### [Job]
Identify each line in the records below that contains the word "document", and copy it.

### [Records for the task]
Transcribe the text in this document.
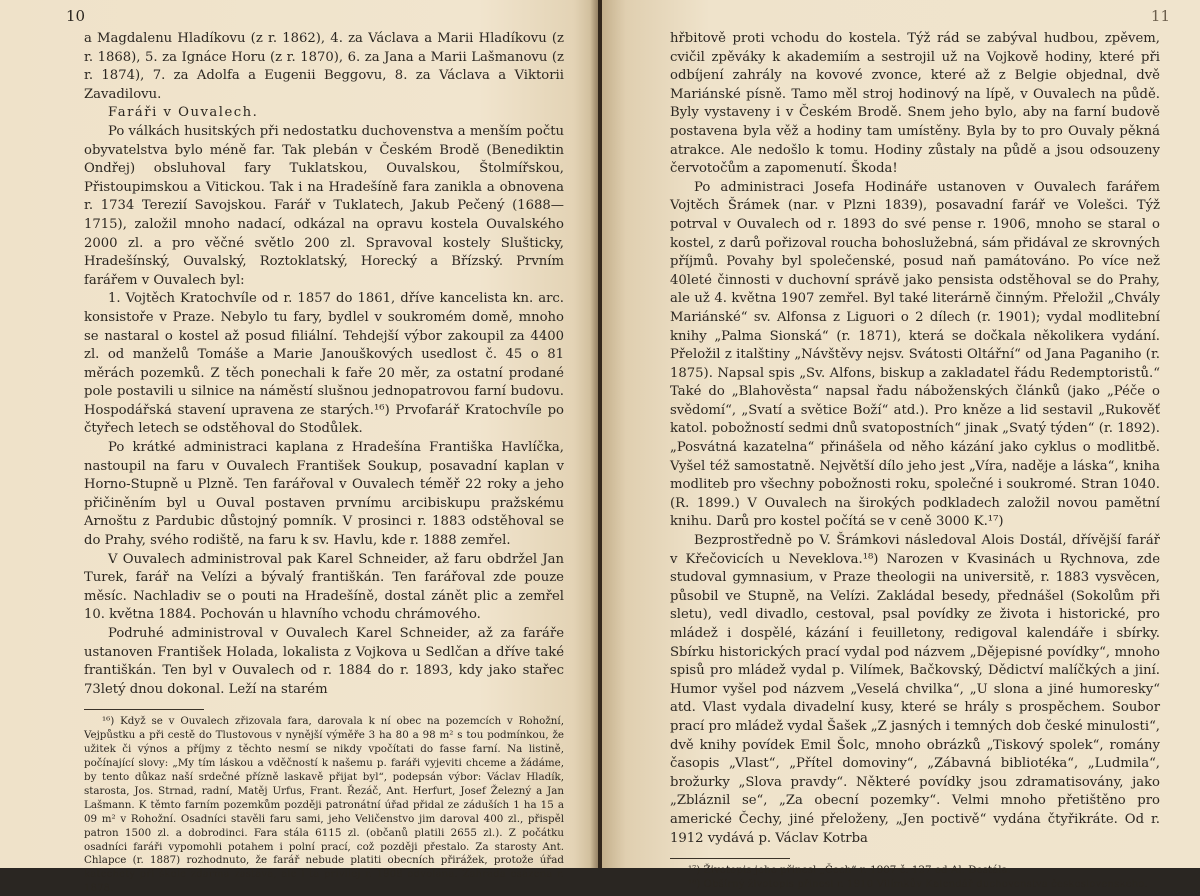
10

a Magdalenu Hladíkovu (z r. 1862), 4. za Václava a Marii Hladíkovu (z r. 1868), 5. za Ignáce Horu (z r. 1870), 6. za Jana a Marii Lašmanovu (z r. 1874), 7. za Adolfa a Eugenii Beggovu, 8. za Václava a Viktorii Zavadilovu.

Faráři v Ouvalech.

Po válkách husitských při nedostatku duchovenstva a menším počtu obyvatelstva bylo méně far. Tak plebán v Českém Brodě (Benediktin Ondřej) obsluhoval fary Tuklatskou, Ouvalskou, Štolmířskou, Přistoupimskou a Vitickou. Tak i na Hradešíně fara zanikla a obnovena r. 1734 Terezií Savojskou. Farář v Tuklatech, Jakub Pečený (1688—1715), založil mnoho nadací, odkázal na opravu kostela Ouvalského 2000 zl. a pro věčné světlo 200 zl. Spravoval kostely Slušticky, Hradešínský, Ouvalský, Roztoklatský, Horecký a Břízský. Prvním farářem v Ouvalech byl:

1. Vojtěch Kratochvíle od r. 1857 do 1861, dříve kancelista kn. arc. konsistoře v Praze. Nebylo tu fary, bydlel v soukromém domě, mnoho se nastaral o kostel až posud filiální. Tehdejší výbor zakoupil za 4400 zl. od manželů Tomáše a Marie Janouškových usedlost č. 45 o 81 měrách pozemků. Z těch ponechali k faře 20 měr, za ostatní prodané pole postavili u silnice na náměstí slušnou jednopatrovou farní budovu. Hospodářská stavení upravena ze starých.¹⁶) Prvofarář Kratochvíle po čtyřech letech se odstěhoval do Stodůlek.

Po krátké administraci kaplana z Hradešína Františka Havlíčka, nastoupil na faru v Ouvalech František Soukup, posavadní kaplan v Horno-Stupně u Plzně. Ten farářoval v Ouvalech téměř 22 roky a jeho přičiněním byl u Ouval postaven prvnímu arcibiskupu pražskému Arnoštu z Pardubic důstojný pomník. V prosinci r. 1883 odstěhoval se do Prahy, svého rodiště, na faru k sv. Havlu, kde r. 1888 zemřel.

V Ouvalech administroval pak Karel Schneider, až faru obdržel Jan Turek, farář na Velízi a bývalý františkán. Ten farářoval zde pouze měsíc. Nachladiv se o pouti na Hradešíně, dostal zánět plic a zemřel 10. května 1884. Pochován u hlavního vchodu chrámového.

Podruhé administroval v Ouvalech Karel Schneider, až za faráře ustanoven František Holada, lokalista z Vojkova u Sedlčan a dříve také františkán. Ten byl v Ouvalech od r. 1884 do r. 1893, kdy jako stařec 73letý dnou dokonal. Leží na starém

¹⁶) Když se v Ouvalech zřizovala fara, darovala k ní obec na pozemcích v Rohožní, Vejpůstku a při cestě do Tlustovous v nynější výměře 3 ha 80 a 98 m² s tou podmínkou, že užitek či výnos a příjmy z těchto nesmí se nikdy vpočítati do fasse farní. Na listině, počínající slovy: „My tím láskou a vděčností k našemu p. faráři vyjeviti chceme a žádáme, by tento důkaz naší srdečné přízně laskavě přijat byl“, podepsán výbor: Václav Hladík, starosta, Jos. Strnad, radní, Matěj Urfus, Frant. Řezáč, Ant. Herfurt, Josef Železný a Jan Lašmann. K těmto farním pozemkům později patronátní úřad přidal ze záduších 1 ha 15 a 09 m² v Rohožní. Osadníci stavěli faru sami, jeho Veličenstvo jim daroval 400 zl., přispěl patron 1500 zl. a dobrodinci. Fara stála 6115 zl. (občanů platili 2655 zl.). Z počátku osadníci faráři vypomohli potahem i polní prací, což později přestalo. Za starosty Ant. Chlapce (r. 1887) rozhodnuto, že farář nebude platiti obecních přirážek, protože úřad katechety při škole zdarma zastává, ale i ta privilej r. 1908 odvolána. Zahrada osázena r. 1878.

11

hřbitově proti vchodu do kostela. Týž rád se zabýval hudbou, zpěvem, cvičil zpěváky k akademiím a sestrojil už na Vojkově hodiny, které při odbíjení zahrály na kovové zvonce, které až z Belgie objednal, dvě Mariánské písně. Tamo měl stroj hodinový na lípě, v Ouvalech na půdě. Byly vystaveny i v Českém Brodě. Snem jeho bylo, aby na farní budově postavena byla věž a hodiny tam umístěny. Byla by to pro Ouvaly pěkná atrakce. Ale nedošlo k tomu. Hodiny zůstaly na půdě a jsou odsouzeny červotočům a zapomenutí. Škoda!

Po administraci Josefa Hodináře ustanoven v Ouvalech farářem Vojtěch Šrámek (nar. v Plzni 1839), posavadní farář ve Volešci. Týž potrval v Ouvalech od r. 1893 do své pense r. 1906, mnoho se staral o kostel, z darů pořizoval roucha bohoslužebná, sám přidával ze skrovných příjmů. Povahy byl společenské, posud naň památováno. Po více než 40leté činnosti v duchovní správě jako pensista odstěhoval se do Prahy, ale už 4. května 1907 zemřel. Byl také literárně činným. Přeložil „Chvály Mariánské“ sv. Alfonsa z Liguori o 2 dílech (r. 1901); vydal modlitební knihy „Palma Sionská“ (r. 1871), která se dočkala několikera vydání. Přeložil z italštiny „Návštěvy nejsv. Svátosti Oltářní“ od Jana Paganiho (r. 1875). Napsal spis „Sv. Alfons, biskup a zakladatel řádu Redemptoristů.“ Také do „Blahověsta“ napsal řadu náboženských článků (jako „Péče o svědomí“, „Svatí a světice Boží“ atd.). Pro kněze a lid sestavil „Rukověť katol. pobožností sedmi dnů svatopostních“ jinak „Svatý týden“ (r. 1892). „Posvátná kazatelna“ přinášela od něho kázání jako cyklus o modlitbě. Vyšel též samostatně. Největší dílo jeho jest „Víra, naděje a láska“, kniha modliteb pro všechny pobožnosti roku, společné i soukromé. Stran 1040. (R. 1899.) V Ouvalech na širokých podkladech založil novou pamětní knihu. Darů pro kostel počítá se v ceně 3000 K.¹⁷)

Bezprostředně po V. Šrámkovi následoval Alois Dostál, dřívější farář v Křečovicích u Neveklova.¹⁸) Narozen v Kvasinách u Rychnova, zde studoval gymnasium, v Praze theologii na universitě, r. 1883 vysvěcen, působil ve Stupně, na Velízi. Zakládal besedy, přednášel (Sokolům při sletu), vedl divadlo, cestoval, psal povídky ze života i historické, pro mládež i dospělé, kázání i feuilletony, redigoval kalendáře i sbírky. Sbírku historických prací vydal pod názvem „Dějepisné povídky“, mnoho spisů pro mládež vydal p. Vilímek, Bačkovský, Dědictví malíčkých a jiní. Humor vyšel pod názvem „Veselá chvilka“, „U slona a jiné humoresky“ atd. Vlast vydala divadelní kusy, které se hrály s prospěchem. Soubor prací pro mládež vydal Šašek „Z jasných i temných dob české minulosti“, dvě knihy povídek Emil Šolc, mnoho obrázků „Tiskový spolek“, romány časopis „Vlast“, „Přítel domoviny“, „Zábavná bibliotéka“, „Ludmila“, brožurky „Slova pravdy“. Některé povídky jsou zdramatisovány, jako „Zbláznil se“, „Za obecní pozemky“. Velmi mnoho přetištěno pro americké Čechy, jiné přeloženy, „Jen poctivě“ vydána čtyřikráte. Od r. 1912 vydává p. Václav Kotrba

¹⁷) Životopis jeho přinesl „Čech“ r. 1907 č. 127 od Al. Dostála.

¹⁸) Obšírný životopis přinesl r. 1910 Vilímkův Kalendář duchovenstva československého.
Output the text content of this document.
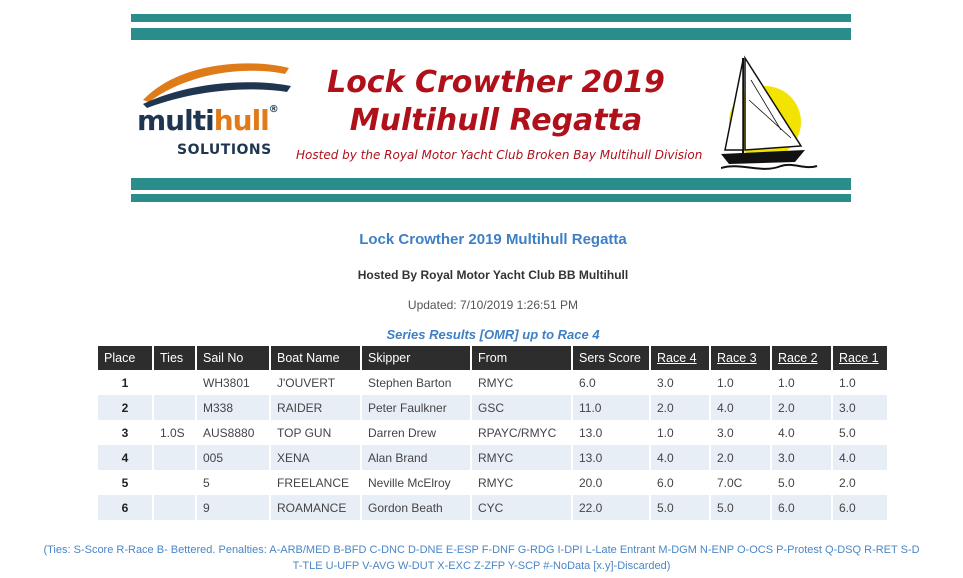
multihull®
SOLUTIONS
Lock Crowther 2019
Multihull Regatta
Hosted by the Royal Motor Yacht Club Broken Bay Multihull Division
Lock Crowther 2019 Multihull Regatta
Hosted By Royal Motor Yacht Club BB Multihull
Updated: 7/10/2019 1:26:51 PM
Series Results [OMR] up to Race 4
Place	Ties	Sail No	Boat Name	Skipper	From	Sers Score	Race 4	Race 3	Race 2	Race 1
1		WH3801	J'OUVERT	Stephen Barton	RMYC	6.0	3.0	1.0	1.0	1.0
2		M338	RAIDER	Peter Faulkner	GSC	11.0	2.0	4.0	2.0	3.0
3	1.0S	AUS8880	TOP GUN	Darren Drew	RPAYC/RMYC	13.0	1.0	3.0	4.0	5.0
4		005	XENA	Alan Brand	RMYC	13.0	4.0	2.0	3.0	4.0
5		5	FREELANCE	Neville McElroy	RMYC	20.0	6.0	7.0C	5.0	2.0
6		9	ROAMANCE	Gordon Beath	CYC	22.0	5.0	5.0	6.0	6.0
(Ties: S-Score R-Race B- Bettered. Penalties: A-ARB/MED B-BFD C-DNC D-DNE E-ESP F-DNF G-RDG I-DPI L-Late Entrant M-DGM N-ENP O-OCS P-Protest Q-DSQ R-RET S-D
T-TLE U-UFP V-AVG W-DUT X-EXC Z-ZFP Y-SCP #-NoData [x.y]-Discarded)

### [The solution]
Transcribe the text in this document.
Output the text content of this document.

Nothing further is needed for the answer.